---------- Dataset records
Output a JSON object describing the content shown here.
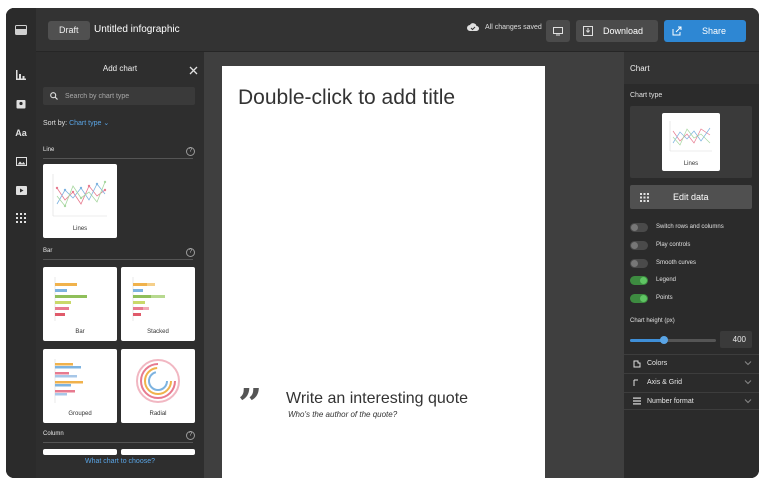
{
  "header": {
    "draft_label": "Draft",
    "doc_title": "Untitled infographic",
    "save_status": "All changes saved",
    "download_label": "Download",
    "share_label": "Share"
  },
  "rail": {
    "icons": [
      "charts-icon",
      "map-icon",
      "text-icon",
      "image-icon",
      "video-icon",
      "grid-icon"
    ]
  },
  "add_chart": {
    "title": "Add chart",
    "search_placeholder": "Search by chart type",
    "sort_prefix": "Sort by:",
    "sort_value": "Chart type",
    "sections": {
      "line": "Line",
      "bar": "Bar",
      "column": "Column"
    },
    "cards": {
      "lines": "Lines",
      "bar": "Bar",
      "stacked": "Stacked",
      "grouped": "Grouped",
      "radial": "Radial"
    },
    "help_glyph": "?",
    "footer_link": "What chart to choose?"
  },
  "canvas": {
    "title_placeholder": "Double-click to add title",
    "quote_glyph": "”",
    "quote_text": "Write an interesting quote",
    "quote_author": "Who's the author of the quote?"
  },
  "settings": {
    "header": "Chart",
    "chart_type_label": "Chart type",
    "chart_type_value": "Lines",
    "edit_data_label": "Edit data",
    "toggles": [
      {
        "label": "Switch rows and columns",
        "on": false
      },
      {
        "label": "Play controls",
        "on": false
      },
      {
        "label": "Smooth curves",
        "on": false
      },
      {
        "label": "Legend",
        "on": true
      },
      {
        "label": "Points",
        "on": true
      }
    ],
    "chart_height_label": "Chart height (px)",
    "chart_height_value": "400",
    "chart_height_fraction": 0.4,
    "accordions": {
      "colors": "Colors",
      "axis_grid": "Axis & Grid",
      "number_format": "Number format"
    }
  },
  "colors": {
    "accent": "#2e87d3",
    "toggle_on": "#5fc463",
    "link": "#5aa5e6"
  }
}
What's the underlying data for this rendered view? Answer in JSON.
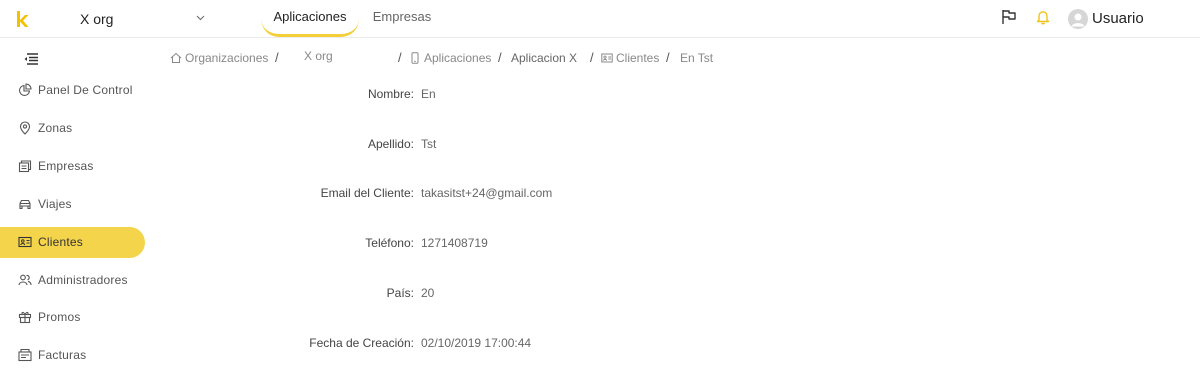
{
  "header": {
    "org_selector": {
      "value": "X org"
    },
    "tabs": [
      {
        "label": "Aplicaciones",
        "active": true
      },
      {
        "label": "Empresas",
        "active": false
      }
    ],
    "icons": [
      "flag-icon",
      "bell-icon"
    ],
    "user": {
      "name": "Usuario"
    }
  },
  "sidebar": {
    "items": [
      {
        "label": "Panel De Control",
        "icon": "pie-chart-icon"
      },
      {
        "label": "Zonas",
        "icon": "map-pin-icon"
      },
      {
        "label": "Empresas",
        "icon": "building-icon"
      },
      {
        "label": "Viajes",
        "icon": "car-icon"
      },
      {
        "label": "Clientes",
        "icon": "id-card-icon",
        "active": true
      },
      {
        "label": "Administradores",
        "icon": "users-icon"
      },
      {
        "label": "Promos",
        "icon": "gift-icon"
      },
      {
        "label": "Facturas",
        "icon": "invoice-icon"
      }
    ]
  },
  "breadcrumb": {
    "items": [
      "Organizaciones",
      "X org",
      "Aplicaciones",
      "Aplicacion X",
      "Clientes",
      "En Tst"
    ],
    "separator": "/"
  },
  "detail": {
    "fields": [
      {
        "label": "Nombre",
        "value": "En"
      },
      {
        "label": "Apellido",
        "value": "Tst"
      },
      {
        "label": "Email del Cliente",
        "value": "takasitst+24@gmail.com"
      },
      {
        "label": "Teléfono",
        "value": "1271408719"
      },
      {
        "label": "País",
        "value": "20"
      },
      {
        "label": "Fecha de Creación",
        "value": "02/10/2019 17:00:44"
      }
    ],
    "colon": ":"
  },
  "colors": {
    "accent": "#f4d44a",
    "logo": "#f2c200",
    "bell": "#f0c419"
  }
}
--------------------
• Problem description
Leave out the pictures and give the rest of the records again exactly.

• Answer to this task
Output a JSON object describing the content shown here.
{
  "header": {
    "draft_label": "Draft",
    "doc_title": "Untitled infographic",
    "save_status": "All changes saved",
    "download_label": "Download",
    "share_label": "Share"
  },
  "rail": {
    "icons": [
      "charts-icon",
      "map-icon",
      "text-icon",
      "image-icon",
      "video-icon",
      "grid-icon"
    ]
  },
  "add_chart": {
    "title": "Add chart",
    "search_placeholder": "Search by chart type",
    "sort_prefix": "Sort by:",
    "sort_value": "Chart type",
    "sections": {
      "line": "Line",
      "bar": "Bar",
      "column": "Column"
    },
    "cards": {
      "lines": "Lines",
      "bar": "Bar",
      "stacked": "Stacked",
      "grouped": "Grouped",
      "radial": "Radial"
    },
    "help_glyph": "?",
    "footer_link": "What chart to choose?"
  },
  "canvas": {
    "title_placeholder": "Double-click to add title",
    "quote_glyph": "”",
    "quote_text": "Write an interesting quote",
    "quote_author": "Who's the author of the quote?"
  },
  "settings": {
    "header": "Chart",
    "chart_type_label": "Chart type",
    "chart_type_value": "Lines",
    "edit_data_label": "Edit data",
    "toggles": [
      {
        "label": "Switch rows and columns",
        "on": false
      },
      {
        "label": "Play controls",
        "on": false
      },
      {
        "label": "Smooth curves",
        "on": false
      },
      {
        "label": "Legend",
        "on": true
      },
      {
        "label": "Points",
        "on": true
      }
    ],
    "chart_height_label": "Chart height (px)",
    "chart_height_value": "400",
    "chart_height_fraction": 0.4,
    "accordions": {
      "colors": "Colors",
      "axis_grid": "Axis & Grid",
      "number_format": "Number format"
    }
  },
  "colors": {
    "accent": "#2e87d3",
    "toggle_on": "#5fc463",
    "link": "#5aa5e6"
  }
}
What's the underlying data for this rendered view? Answer in JSON.
{
  "header": {
    "org_selector": {
      "value": "X org"
    },
    "tabs": [
      {
        "label": "Aplicaciones",
        "active": true
      },
      {
        "label": "Empresas",
        "active": false
      }
    ],
    "icons": [
      "flag-icon",
      "bell-icon"
    ],
    "user": {
      "name": "Usuario"
    }
  },
  "sidebar": {
    "items": [
      {
        "label": "Panel De Control",
        "icon": "pie-chart-icon"
      },
      {
        "label": "Zonas",
        "icon": "map-pin-icon"
      },
      {
        "label": "Empresas",
        "icon": "building-icon"
      },
      {
        "label": "Viajes",
        "icon": "car-icon"
      },
      {
        "label": "Clientes",
        "icon": "id-card-icon",
        "active": true
      },
      {
        "label": "Administradores",
        "icon": "users-icon"
      },
      {
        "label": "Promos",
        "icon": "gift-icon"
      },
      {
        "label": "Facturas",
        "icon": "invoice-icon"
      }
    ]
  },
  "breadcrumb": {
    "items": [
      "Organizaciones",
      "X org",
      "Aplicaciones",
      "Aplicacion X",
      "Clientes",
      "En Tst"
    ],
    "separator": "/"
  },
  "detail": {
    "fields": [
      {
        "label": "Nombre",
        "value": "En"
      },
      {
        "label": "Apellido",
        "value": "Tst"
      },
      {
        "label": "Email del Cliente",
        "value": "takasitst+24@gmail.com"
      },
      {
        "label": "Teléfono",
        "value": "1271408719"
      },
      {
        "label": "País",
        "value": "20"
      },
      {
        "label": "Fecha de Creación",
        "value": "02/10/2019 17:00:44"
      }
    ],
    "colon": ":"
  },
  "colors": {
    "accent": "#f4d44a",
    "logo": "#f2c200",
    "bell": "#f0c419"
  }
}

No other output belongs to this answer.